**GIVEN REQUEST:** How many of these lines hold the string "Brush"? Answer with the number only.
>>
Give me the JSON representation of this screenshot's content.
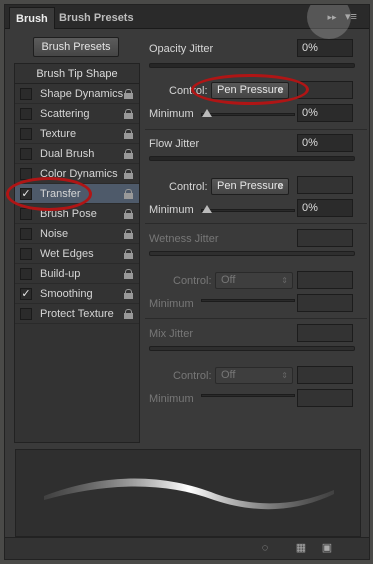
{
  "tabs": [
    {
      "label": "Brush",
      "active": true
    },
    {
      "label": "Brush Presets",
      "active": false
    }
  ],
  "left": {
    "presets_button": "Brush Presets",
    "tip_header": "Brush Tip Shape",
    "options": [
      {
        "label": "Shape Dynamics",
        "checked": false
      },
      {
        "label": "Scattering",
        "checked": false
      },
      {
        "label": "Texture",
        "checked": false
      },
      {
        "label": "Dual Brush",
        "checked": false
      },
      {
        "label": "Color Dynamics",
        "checked": false
      },
      {
        "label": "Transfer",
        "checked": true,
        "selected": true
      },
      {
        "label": "Brush Pose",
        "checked": false
      },
      {
        "label": "Noise",
        "checked": false
      },
      {
        "label": "Wet Edges",
        "checked": false
      },
      {
        "label": "Build-up",
        "checked": false
      },
      {
        "label": "Smoothing",
        "checked": true
      },
      {
        "label": "Protect Texture",
        "checked": false
      }
    ]
  },
  "right": {
    "opacity_jitter": {
      "title": "Opacity Jitter",
      "value": "0%",
      "control_label": "Control:",
      "control_value": "Pen Pressure",
      "min_label": "Minimum",
      "min_value": "0%"
    },
    "flow_jitter": {
      "title": "Flow Jitter",
      "value": "0%",
      "control_label": "Control:",
      "control_value": "Pen Pressure",
      "min_label": "Minimum",
      "min_value": "0%"
    },
    "wetness_jitter": {
      "title": "Wetness Jitter",
      "control_label": "Control:",
      "control_value": "Off",
      "min_label": "Minimum"
    },
    "mix_jitter": {
      "title": "Mix Jitter",
      "control_label": "Control:",
      "control_value": "Off",
      "min_label": "Minimum"
    }
  },
  "glyphs": {
    "check": "✓",
    "select_arrow": "⇕",
    "collapse": "▸▸",
    "menu": "▾≡"
  },
  "colors": {
    "panel": "#3a3a3a",
    "selected_row": "#4e5a6a",
    "annotation_red": "#b01515"
  }
}
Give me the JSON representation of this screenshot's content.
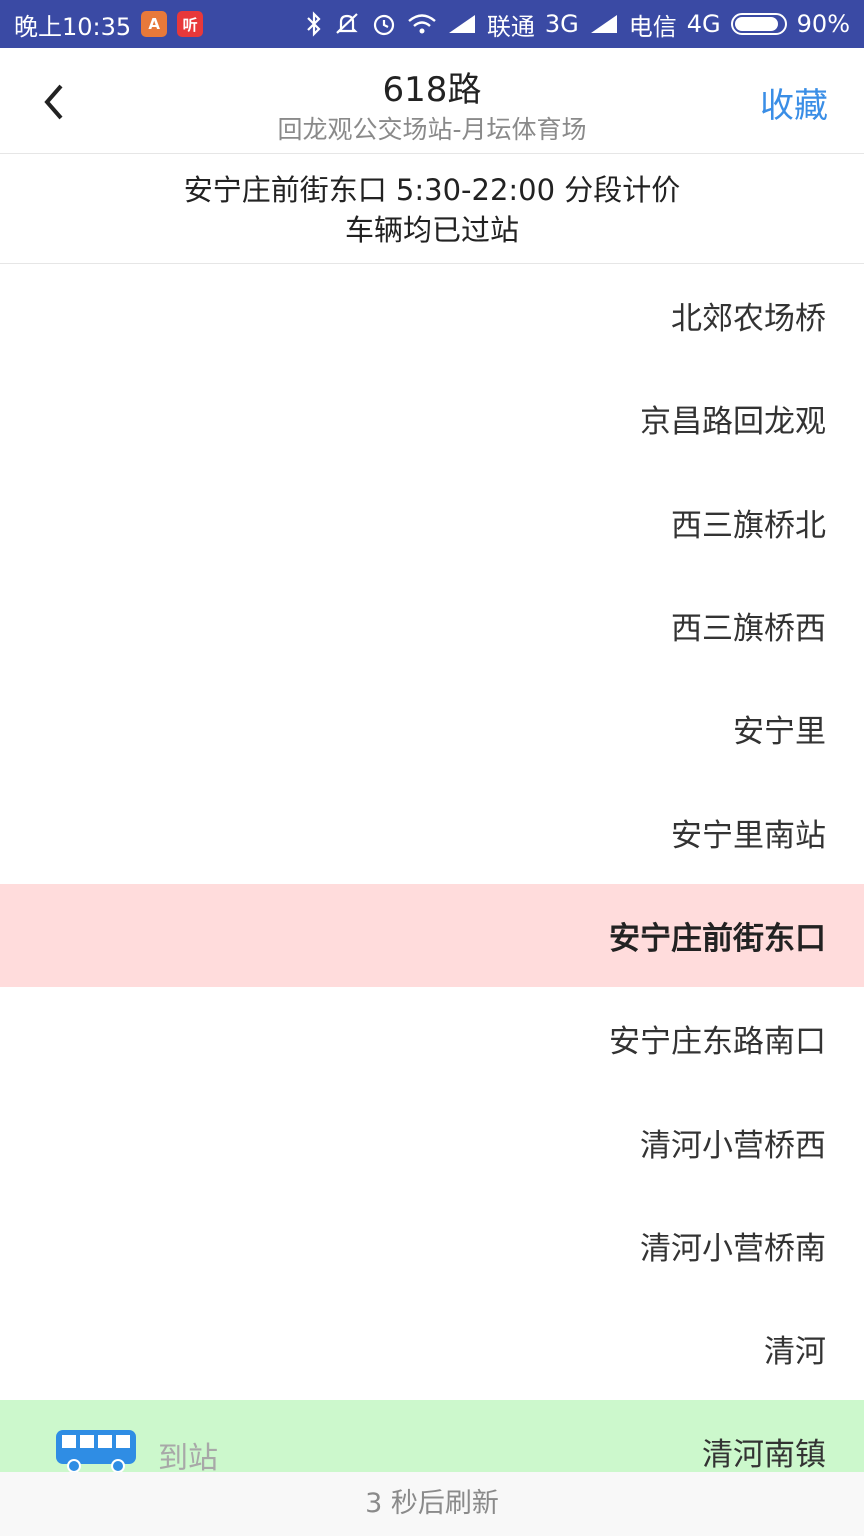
{
  "status_bar": {
    "time": "晚上10:35",
    "badge_shield": "A",
    "badge_listen": "听",
    "carrier1": "联通",
    "net1": "3G",
    "carrier2": "电信",
    "net2": "4G",
    "battery": "90%",
    "battery_level": 0.9,
    "bar_color": "#3a4aa4"
  },
  "header": {
    "title": "618路",
    "subtitle": "回龙观公交场站-月坛体育场",
    "favorite_label": "收藏",
    "accent": "#3a8ee6"
  },
  "info": {
    "line1": "安宁庄前街东口 5:30-22:00 分段计价",
    "line2": "车辆均已过站"
  },
  "stops": [
    {
      "name": "北郊农场桥"
    },
    {
      "name": "京昌路回龙观"
    },
    {
      "name": "西三旗桥北"
    },
    {
      "name": "西三旗桥西"
    },
    {
      "name": "安宁里"
    },
    {
      "name": "安宁里南站"
    },
    {
      "name": "安宁庄前街东口",
      "state": "current",
      "highlight": "#ffdcdc"
    },
    {
      "name": "安宁庄东路南口"
    },
    {
      "name": "清河小营桥西"
    },
    {
      "name": "清河小营桥南"
    },
    {
      "name": "清河"
    },
    {
      "name": "清河南镇",
      "state": "arrived",
      "highlight": "#ccf8cc",
      "bus_icon": "bus-icon",
      "bus_label": "到站"
    }
  ],
  "footer": {
    "refresh_text": "3 秒后刷新"
  }
}
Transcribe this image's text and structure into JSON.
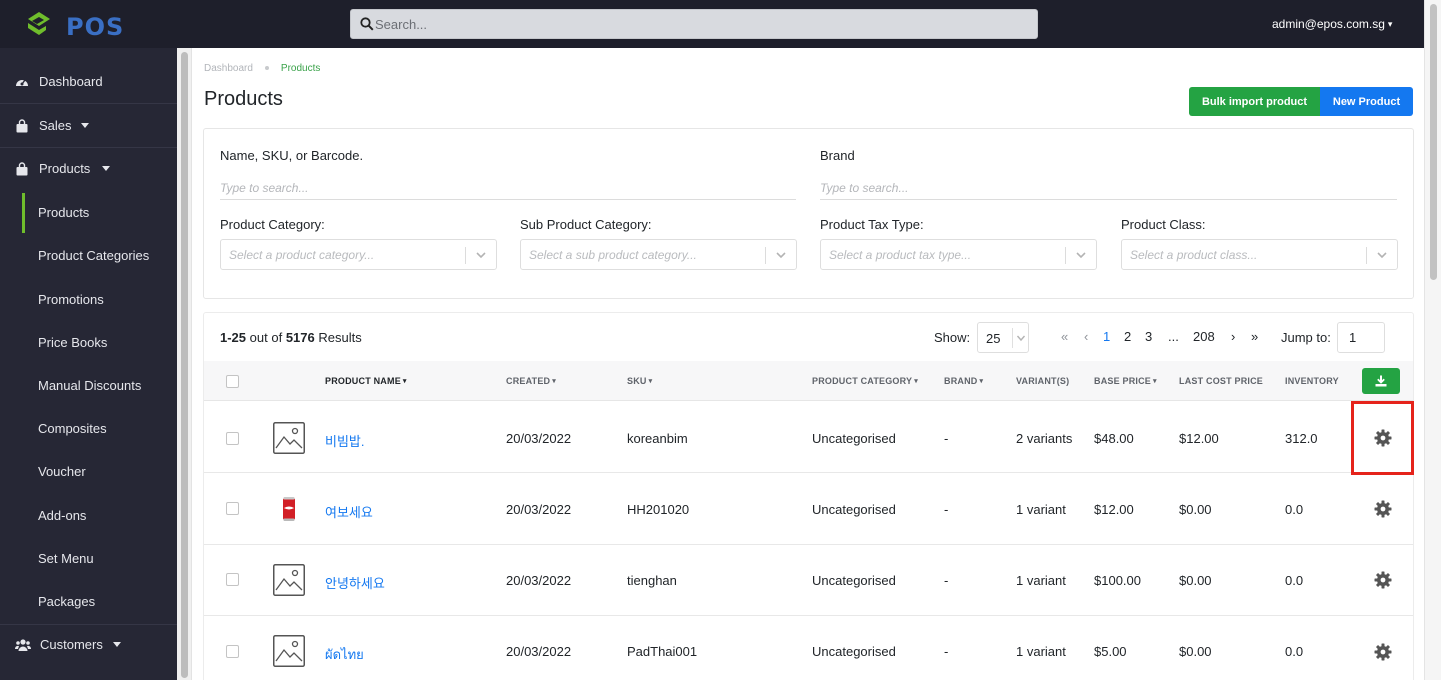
{
  "app": {
    "logo_text": "POS",
    "search_placeholder": "Search...",
    "user_email": "admin@epos.com.sg"
  },
  "sidebar": {
    "items": [
      {
        "label": "Dashboard",
        "icon": "dashboard-icon"
      },
      {
        "label": "Sales",
        "icon": "shopping-bag-icon",
        "has_caret": true
      },
      {
        "label": "Products",
        "icon": "shopping-bag-icon",
        "has_caret": true,
        "expanded": true
      },
      {
        "label": "Customers",
        "icon": "users-icon",
        "has_caret": true
      }
    ],
    "product_subitems": [
      {
        "label": "Products",
        "active": true
      },
      {
        "label": "Product Categories"
      },
      {
        "label": "Promotions"
      },
      {
        "label": "Price Books"
      },
      {
        "label": "Manual Discounts"
      },
      {
        "label": "Composites"
      },
      {
        "label": "Voucher"
      },
      {
        "label": "Add-ons"
      },
      {
        "label": "Set Menu"
      },
      {
        "label": "Packages"
      }
    ]
  },
  "breadcrumb": {
    "parent": "Dashboard",
    "current": "Products"
  },
  "page": {
    "title": "Products",
    "bulk_import_label": "Bulk import product",
    "new_product_label": "New Product"
  },
  "filters": {
    "name_label": "Name, SKU, or Barcode.",
    "name_placeholder": "Type to search...",
    "brand_label": "Brand",
    "brand_placeholder": "Type to search...",
    "category_label": "Product Category:",
    "category_placeholder": "Select a product category...",
    "sub_category_label": "Sub Product Category:",
    "sub_category_placeholder": "Select a sub product category...",
    "tax_type_label": "Product Tax Type:",
    "tax_type_placeholder": "Select a product tax type...",
    "class_label": "Product Class:",
    "class_placeholder": "Select a product class..."
  },
  "results": {
    "range": "1-25",
    "out_of": "out of",
    "total": "5176",
    "suffix": "Results",
    "show_label": "Show:",
    "show_value": "25",
    "pagination": {
      "first": "«",
      "prev": "‹",
      "pages": [
        "1",
        "2",
        "3"
      ],
      "ellipsis": "...",
      "last_page": "208",
      "next": "›",
      "last": "»",
      "current": "1"
    },
    "jump_label": "Jump to:",
    "jump_value": "1"
  },
  "table": {
    "columns": {
      "name": "PRODUCT NAME",
      "created": "CREATED",
      "sku": "SKU",
      "category": "PRODUCT CATEGORY",
      "brand": "BRAND",
      "variants": "VARIANT(S)",
      "base_price": "BASE PRICE",
      "last_cost": "LAST COST PRICE",
      "inventory": "INVENTORY"
    },
    "rows": [
      {
        "name": "비빔밥.",
        "created": "20/03/2022",
        "sku": "koreanbim",
        "category": "Uncategorised",
        "brand": "-",
        "variants": "2 variants",
        "base_price": "$48.00",
        "last_cost": "$12.00",
        "inventory": "312.0",
        "image": "placeholder"
      },
      {
        "name": "여보세요",
        "created": "20/03/2022",
        "sku": "HH201020",
        "category": "Uncategorised",
        "brand": "-",
        "variants": "1 variant",
        "base_price": "$12.00",
        "last_cost": "$0.00",
        "inventory": "0.0",
        "image": "can"
      },
      {
        "name": "안녕하세요",
        "created": "20/03/2022",
        "sku": "tienghan",
        "category": "Uncategorised",
        "brand": "-",
        "variants": "1 variant",
        "base_price": "$100.00",
        "last_cost": "$0.00",
        "inventory": "0.0",
        "image": "placeholder"
      },
      {
        "name": "ผัดไทย",
        "created": "20/03/2022",
        "sku": "PadThai001",
        "category": "Uncategorised",
        "brand": "-",
        "variants": "1 variant",
        "base_price": "$5.00",
        "last_cost": "$0.00",
        "inventory": "0.0",
        "image": "placeholder"
      }
    ]
  },
  "colors": {
    "topbar": "#1e1f2b",
    "sidebar": "#262735",
    "accent_green": "#24a343",
    "accent_blue": "#1478f0",
    "highlight_red": "#e5231b"
  }
}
<<
**CORRECT RESULT:** 6